* [STATED GOAL]: Assemble all lines in which the string "Model" appears.

* [THE RECORDS]:
━━━━━━━━━━━━━━━━

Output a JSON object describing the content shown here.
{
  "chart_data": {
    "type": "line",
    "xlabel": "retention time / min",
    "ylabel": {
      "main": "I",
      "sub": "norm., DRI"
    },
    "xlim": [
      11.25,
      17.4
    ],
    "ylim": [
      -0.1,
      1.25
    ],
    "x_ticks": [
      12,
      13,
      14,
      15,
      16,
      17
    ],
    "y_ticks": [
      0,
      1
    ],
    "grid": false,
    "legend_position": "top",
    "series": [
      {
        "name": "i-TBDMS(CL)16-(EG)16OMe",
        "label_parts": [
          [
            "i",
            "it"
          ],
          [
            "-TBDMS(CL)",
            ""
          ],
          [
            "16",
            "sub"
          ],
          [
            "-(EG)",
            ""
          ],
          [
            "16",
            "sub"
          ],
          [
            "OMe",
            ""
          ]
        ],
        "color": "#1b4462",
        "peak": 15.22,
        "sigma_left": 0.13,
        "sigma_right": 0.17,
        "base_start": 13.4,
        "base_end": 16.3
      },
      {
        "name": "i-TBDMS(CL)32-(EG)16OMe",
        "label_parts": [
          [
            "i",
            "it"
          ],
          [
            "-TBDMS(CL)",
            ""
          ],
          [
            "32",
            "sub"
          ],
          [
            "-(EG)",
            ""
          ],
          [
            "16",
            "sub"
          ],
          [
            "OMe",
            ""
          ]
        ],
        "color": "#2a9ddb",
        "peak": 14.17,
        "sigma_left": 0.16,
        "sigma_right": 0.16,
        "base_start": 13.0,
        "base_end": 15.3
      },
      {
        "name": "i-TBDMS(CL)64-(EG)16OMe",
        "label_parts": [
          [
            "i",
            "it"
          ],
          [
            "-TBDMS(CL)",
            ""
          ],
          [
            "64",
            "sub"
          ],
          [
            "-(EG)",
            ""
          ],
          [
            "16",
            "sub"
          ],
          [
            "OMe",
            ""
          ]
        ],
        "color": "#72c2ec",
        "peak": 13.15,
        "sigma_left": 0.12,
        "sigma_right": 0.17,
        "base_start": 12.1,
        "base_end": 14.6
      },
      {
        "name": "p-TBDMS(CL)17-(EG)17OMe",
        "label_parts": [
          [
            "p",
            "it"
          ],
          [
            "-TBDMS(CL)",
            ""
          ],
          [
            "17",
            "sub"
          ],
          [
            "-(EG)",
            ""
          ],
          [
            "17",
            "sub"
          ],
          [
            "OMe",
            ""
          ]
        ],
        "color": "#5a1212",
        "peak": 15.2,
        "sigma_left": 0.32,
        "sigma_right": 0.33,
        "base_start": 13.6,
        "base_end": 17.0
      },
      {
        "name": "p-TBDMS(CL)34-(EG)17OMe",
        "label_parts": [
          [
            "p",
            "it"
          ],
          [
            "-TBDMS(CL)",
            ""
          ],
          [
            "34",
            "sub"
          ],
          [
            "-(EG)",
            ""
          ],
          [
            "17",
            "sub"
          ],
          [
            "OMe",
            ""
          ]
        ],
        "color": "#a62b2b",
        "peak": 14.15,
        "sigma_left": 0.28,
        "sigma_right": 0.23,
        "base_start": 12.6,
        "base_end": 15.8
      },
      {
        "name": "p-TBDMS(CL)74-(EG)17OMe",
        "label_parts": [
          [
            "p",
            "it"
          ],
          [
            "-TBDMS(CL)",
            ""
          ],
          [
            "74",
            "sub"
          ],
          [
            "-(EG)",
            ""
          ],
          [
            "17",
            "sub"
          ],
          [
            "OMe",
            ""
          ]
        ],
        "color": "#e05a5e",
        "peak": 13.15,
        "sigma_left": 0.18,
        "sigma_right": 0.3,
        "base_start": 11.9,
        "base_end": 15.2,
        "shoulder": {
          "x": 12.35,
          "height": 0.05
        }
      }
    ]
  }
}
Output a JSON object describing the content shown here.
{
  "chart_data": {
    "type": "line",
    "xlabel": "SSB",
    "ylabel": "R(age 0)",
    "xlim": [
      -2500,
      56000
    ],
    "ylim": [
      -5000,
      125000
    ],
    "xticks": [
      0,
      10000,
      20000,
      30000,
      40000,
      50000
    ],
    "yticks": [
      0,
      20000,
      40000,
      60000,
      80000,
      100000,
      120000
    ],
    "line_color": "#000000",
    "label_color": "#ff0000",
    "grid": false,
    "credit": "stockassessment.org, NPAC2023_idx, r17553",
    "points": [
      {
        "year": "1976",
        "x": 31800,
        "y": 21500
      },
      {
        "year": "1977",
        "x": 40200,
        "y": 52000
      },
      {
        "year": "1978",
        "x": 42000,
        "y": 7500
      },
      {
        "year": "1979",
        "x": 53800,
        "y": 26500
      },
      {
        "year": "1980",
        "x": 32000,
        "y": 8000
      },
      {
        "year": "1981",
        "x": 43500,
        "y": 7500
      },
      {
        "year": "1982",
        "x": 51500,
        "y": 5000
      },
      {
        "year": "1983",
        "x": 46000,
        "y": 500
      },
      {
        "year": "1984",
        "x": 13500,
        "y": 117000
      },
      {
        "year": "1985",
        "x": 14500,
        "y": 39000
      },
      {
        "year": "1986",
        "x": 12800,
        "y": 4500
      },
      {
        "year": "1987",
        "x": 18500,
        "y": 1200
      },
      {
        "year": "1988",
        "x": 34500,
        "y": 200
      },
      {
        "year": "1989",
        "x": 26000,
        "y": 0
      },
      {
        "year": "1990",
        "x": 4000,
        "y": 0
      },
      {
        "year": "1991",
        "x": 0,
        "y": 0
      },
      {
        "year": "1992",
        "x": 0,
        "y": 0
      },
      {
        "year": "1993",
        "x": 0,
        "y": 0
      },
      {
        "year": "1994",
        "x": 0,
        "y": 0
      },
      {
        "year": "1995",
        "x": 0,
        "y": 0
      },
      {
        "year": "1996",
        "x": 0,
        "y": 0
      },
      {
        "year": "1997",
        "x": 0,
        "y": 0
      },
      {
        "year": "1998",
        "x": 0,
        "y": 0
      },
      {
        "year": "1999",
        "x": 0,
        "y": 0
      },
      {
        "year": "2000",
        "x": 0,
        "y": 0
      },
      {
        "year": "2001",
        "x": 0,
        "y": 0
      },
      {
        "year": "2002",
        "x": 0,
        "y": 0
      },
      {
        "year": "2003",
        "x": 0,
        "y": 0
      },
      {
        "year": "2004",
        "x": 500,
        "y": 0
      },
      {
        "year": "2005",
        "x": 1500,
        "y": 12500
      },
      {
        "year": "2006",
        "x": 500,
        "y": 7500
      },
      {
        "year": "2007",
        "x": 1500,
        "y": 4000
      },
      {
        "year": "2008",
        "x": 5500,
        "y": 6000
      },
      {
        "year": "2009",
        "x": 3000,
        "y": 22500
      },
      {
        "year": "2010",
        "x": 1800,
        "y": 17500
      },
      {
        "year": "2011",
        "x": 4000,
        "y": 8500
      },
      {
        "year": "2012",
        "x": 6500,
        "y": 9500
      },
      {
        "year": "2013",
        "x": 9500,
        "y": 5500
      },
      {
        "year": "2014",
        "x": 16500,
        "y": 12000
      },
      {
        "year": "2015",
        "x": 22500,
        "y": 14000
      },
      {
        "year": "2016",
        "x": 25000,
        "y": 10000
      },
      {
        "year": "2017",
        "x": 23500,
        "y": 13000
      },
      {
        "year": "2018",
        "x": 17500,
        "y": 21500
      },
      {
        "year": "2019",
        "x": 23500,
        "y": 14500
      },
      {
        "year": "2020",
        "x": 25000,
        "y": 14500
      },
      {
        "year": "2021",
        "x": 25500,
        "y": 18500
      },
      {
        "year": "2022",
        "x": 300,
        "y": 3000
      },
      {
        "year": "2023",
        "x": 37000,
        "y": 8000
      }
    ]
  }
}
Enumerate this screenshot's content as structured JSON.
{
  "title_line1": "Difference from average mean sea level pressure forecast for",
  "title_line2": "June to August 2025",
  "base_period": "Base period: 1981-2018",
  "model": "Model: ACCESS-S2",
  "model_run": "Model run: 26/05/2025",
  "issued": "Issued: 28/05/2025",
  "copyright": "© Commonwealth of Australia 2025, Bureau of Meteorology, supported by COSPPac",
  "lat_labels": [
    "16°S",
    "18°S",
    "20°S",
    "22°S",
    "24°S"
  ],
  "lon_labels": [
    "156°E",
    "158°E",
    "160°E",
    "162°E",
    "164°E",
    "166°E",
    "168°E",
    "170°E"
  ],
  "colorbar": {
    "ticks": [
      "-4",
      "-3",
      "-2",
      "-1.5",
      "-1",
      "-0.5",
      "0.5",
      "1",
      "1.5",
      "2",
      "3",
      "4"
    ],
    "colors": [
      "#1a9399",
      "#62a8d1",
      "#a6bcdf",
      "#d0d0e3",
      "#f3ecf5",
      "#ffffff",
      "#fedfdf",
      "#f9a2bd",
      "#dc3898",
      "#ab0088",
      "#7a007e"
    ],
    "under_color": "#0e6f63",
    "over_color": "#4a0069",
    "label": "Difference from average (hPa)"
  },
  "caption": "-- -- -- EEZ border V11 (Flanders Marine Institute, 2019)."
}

━━━━━━━━━━━━━━━━

* [CORRECT RESPONSE]:
  "model": "Model: ACCESS-S2",
  "model_run": "Model run: 26/05/2025",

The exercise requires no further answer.